*WHAT TO DO:*
Each line containing the word "JSON" must be collected.

====== INFORMATION PROVIDED

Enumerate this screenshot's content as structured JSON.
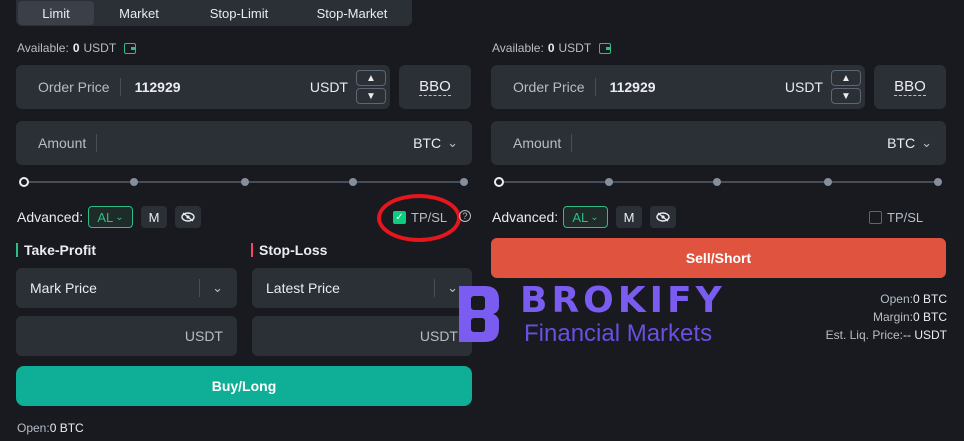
{
  "tabs": [
    "Limit",
    "Market",
    "Stop-Limit",
    "Stop-Market"
  ],
  "buy": {
    "available_label": "Available:",
    "available_value": "0",
    "available_unit": "USDT",
    "order_price_label": "Order Price",
    "order_price_value": "112929",
    "order_price_unit": "USDT",
    "bbo_label": "BBO",
    "amount_label": "Amount",
    "amount_unit": "BTC",
    "advanced_label": "Advanced:",
    "al_label": "AL",
    "m_label": "M",
    "tpsl_label": "TP/SL",
    "tpsl_checked": true,
    "take_profit_label": "Take-Profit",
    "stop_loss_label": "Stop-Loss",
    "tp_trigger": "Mark Price",
    "sl_trigger": "Latest Price",
    "tp_unit": "USDT",
    "sl_unit": "USDT",
    "button_label": "Buy/Long",
    "open_label": "Open:",
    "open_value": "0 BTC"
  },
  "sell": {
    "available_label": "Available:",
    "available_value": "0",
    "available_unit": "USDT",
    "order_price_label": "Order Price",
    "order_price_value": "112929",
    "order_price_unit": "USDT",
    "bbo_label": "BBO",
    "amount_label": "Amount",
    "amount_unit": "BTC",
    "advanced_label": "Advanced:",
    "al_label": "AL",
    "m_label": "M",
    "tpsl_label": "TP/SL",
    "tpsl_checked": false,
    "button_label": "Sell/Short",
    "open_label": "Open:",
    "open_value": "0 BTC",
    "margin_label": "Margin:",
    "margin_value": "0 BTC",
    "liq_label": "Est. Liq. Price:",
    "liq_value": "-- USDT"
  },
  "watermark": {
    "brand": "BROKIFY",
    "tagline": "Financial Markets"
  },
  "colors": {
    "background": "#181a20",
    "buy_button": "#0fae96",
    "sell_button": "#e0533f",
    "accent_green": "#2ebd85",
    "highlight_ring": "#e5161e",
    "watermark": "#7b5cf0"
  }
}
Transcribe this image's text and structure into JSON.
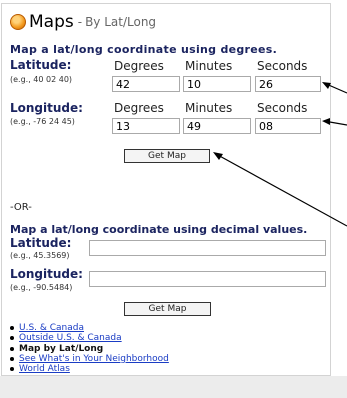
{
  "header": {
    "title": "Maps",
    "separator": "-",
    "subtitle": "By Lat/Long"
  },
  "degrees_section": {
    "intro": "Map a lat/long coordinate using degrees.",
    "columns": [
      "Degrees",
      "Minutes",
      "Seconds"
    ],
    "latitude": {
      "label": "Latitude:",
      "hint": "(e.g., 40 02 40)",
      "degrees": "42",
      "minutes": "10",
      "seconds": "26"
    },
    "longitude": {
      "label": "Longitude:",
      "hint": "(e.g., -76 24 45)",
      "degrees": "13",
      "minutes": "49",
      "seconds": "08"
    },
    "button": "Get Map"
  },
  "or_text": "-OR-",
  "decimal_section": {
    "intro": "Map a lat/long coordinate using decimal values.",
    "latitude": {
      "label": "Latitude:",
      "hint": "(e.g., 45.3569)",
      "value": ""
    },
    "longitude": {
      "label": "Longitude:",
      "hint": "(e.g., -90.5484)",
      "value": ""
    },
    "button": "Get Map"
  },
  "links": [
    {
      "label": "U.S. & Canada",
      "is_link": true
    },
    {
      "label": "Outside U.S. & Canada",
      "is_link": true
    },
    {
      "label": "Map by Lat/Long",
      "is_link": false
    },
    {
      "label": "See What's in Your Neighborhood",
      "is_link": true
    },
    {
      "label": "World Atlas",
      "is_link": true
    }
  ],
  "icons": {
    "logo": "maps-logo-icon"
  },
  "colors": {
    "heading": "#1b2460",
    "link": "#1a3cc4",
    "panel_border": "#d3d3d3"
  }
}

============

*WRITTEN RESPONSE:*
Enumerate this screenshot's content as structured JSON.
Transcribe this image's text and structure into JSON.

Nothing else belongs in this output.